--- start of Supplied data ---
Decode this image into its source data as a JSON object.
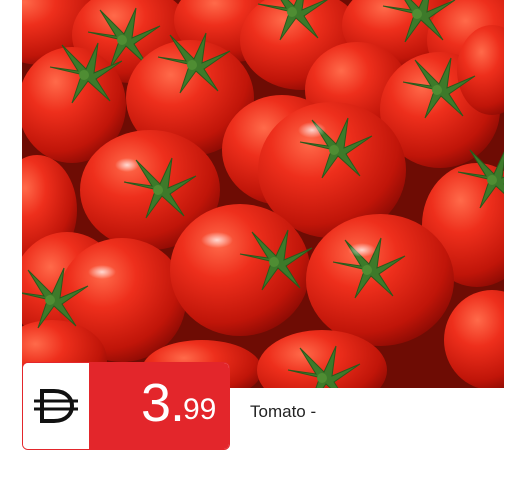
{
  "offer": {
    "currency_icon": "dirham-icon",
    "price_integer": "3.",
    "price_fraction": "99",
    "product_name": "Tomato -"
  },
  "colors": {
    "accent": "#e3262b",
    "tomato": "#e1261a",
    "stem": "#3d7a2a"
  },
  "photo": {
    "subject": "tomato-icon"
  }
}
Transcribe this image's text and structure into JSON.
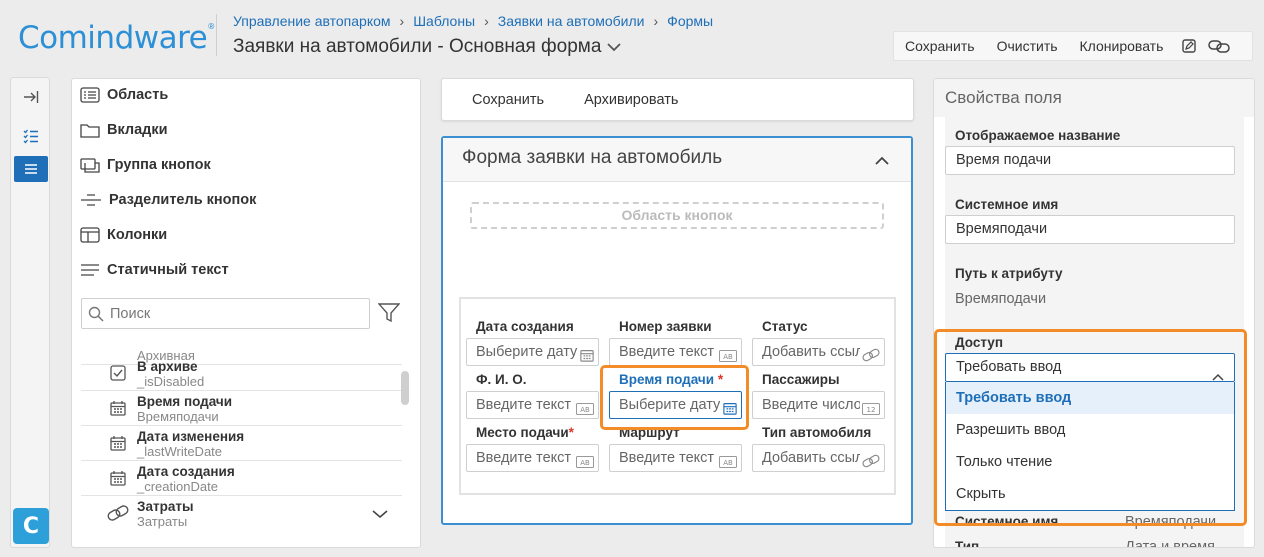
--- end of Supplied data ---
Reproduce each line of the records exactly, and omit every picture.

Exercise solution:
Decode this image into its source data as a JSON object.
{
  "offer": {
    "currency_icon": "dirham-icon",
    "price_integer": "3.",
    "price_fraction": "99",
    "product_name": "Tomato -"
  },
  "colors": {
    "accent": "#e3262b",
    "tomato": "#e1261a",
    "stem": "#3d7a2a"
  },
  "photo": {
    "subject": "tomato-icon"
  }
}
Transcribe this image's text and structure into JSON.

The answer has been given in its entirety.